Short problem 1. In the passage on growth and decay, repeat word for word the part that begins with "The solution for" and ends with "on page 21.".

>> BEGIN Passage given

The opposite of growth is decay. From a mathematical point of view, decay is very similar to growth: all it takes is changing a sign in the equation. Because the population depends only on time, these processes are described by what are called ordinary differential equations, which contain a derivative with respect to only one variable – in this case time. We look first at the simple equation for unlimited growth and decay, and then at the logistic equation, in which the growth saturates at a certain equilibrium value.

The simplest version of a growth equation states that the change in time of a quantity n(t) is proportional to its magnitude at that time. Say, n(t) denotes the number of mice in a cheese factory at a given time t. These mice have ample food and will start multiplying like mad. This means that the total reproduction at any given time will be proportional to the number of mice at that instant. In other words, the change per unit of time of n – i.e. the time derivative dn/dt – will be proportional to n. Translated into mathematics this yields the differential equation given in the side bar, with r the reproduction rate or (Malthusian) growth rate (r is larger than zero).

The solution for n(t) to this differential equation is an exponential growth of the number with time, as given on page 18 with no the number of mice at time zero. The fact that the time appears in the exponent, together with the positive constant r, implies that the growth will be extremely rapid. This is illustrated by the steeply rising dashed curve in the figure on page 21.

>> END Passage given
>> BEGIN Supplied material

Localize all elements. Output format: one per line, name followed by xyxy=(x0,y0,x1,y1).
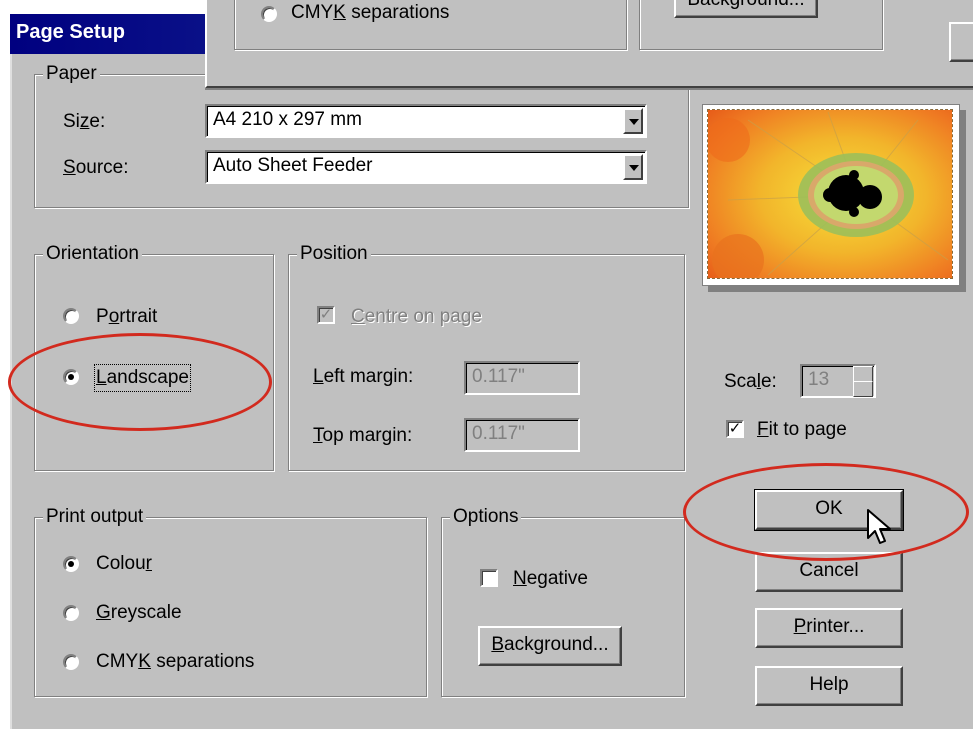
page-preview xyxy=(702,104,960,286)
source-label: Source: xyxy=(63,157,129,178)
colour-radio[interactable] xyxy=(63,556,79,572)
options-legend: Options xyxy=(450,506,522,528)
paper-source-combo[interactable]: Auto Sheet Feeder xyxy=(205,150,647,184)
greyscale-radio[interactable] xyxy=(63,605,79,621)
options-group: Options xyxy=(441,506,685,697)
cmyk-radio[interactable] xyxy=(63,654,79,670)
printer-button[interactable]: Printer... xyxy=(755,608,903,648)
scale-spinner[interactable]: 13 xyxy=(800,364,876,398)
overlay-background-button[interactable]: Background... xyxy=(674,0,818,18)
negative-label[interactable]: Negative xyxy=(513,567,588,591)
print-output-legend: Print output xyxy=(43,506,147,528)
overlay-cmyk-radio[interactable] xyxy=(261,6,277,22)
spin-up-icon[interactable] xyxy=(853,366,873,382)
greyscale-label[interactable]: Greyscale xyxy=(96,601,182,625)
top-margin-input[interactable]: 0.117" xyxy=(464,418,580,452)
orientation-legend: Orientation xyxy=(43,243,142,265)
ok-highlight-ellipse xyxy=(683,463,969,561)
position-legend: Position xyxy=(297,243,371,265)
portrait-radio[interactable] xyxy=(63,308,79,324)
fit-to-page-checkbox[interactable]: ✓ xyxy=(726,420,744,438)
centre-on-page-checkbox[interactable]: ✓ xyxy=(317,306,335,324)
paper-legend: Paper xyxy=(43,63,100,85)
negative-checkbox[interactable] xyxy=(480,569,498,587)
size-label: Size: xyxy=(63,111,106,132)
top-margin-label: Top margin: xyxy=(313,425,413,446)
scale-label: Scale: xyxy=(724,371,777,392)
left-margin-input[interactable]: 0.117" xyxy=(464,361,580,395)
overlapping-window: CMYK separations Background... xyxy=(205,0,973,88)
chevron-down-icon[interactable] xyxy=(623,108,643,134)
cmyk-label[interactable]: CMYK separations xyxy=(96,650,254,674)
overlay-cmyk-label[interactable]: CMYK separations xyxy=(291,1,449,25)
left-margin-label: Left margin: xyxy=(313,366,414,387)
paper-source-value: Auto Sheet Feeder xyxy=(213,155,373,176)
window-title: Page Setup xyxy=(16,21,125,43)
mandelbrot-preview-image xyxy=(707,109,953,279)
paper-size-value: A4 210 x 297 mm xyxy=(213,109,362,130)
help-button[interactable]: Help xyxy=(755,666,903,706)
chevron-down-icon[interactable] xyxy=(623,154,643,180)
colour-label[interactable]: Colour xyxy=(96,552,152,576)
portrait-label[interactable]: Portrait xyxy=(96,305,157,329)
paper-group: Paper xyxy=(34,63,689,208)
overlay-edge-button[interactable] xyxy=(949,22,973,62)
spin-down-icon[interactable] xyxy=(853,381,873,397)
background-button[interactable]: Background... xyxy=(478,626,622,666)
landscape-highlight-ellipse xyxy=(8,333,272,431)
fit-to-page-label[interactable]: Fit to page xyxy=(757,418,847,442)
centre-on-page-label: Centre on page xyxy=(351,306,482,327)
paper-size-combo[interactable]: A4 210 x 297 mm xyxy=(205,104,647,138)
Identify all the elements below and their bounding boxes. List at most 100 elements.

>> END Supplied material

Short problem 2. Reproduce the lines of the records from the one containing "page-preview xyxy=(702,104,960,286)" through the one containing "greyscale-radio[interactable] xyxy=(63,605,79,621)", both included, with nothing changed.

Written answer 1.
The solution for n(t) to this differential equation is an exponential growth of the number with time, as given on page 18 with no the number of mice at time zero. The fact that the time appears in the exponent, together with the positive constant r, implies that the growth will be extremely rapid. This is illustrated by the steeply rising dashed curve in the figure on page 21.

Written answer 2.
page-preview xyxy=(702,104,960,286)
source-label: Source: xyxy=(63,157,129,178)
colour-radio[interactable] xyxy=(63,556,79,572)
options-legend: Options xyxy=(450,506,522,528)
paper-source-combo[interactable]: Auto Sheet Feeder xyxy=(205,150,647,184)
greyscale-radio[interactable] xyxy=(63,605,79,621)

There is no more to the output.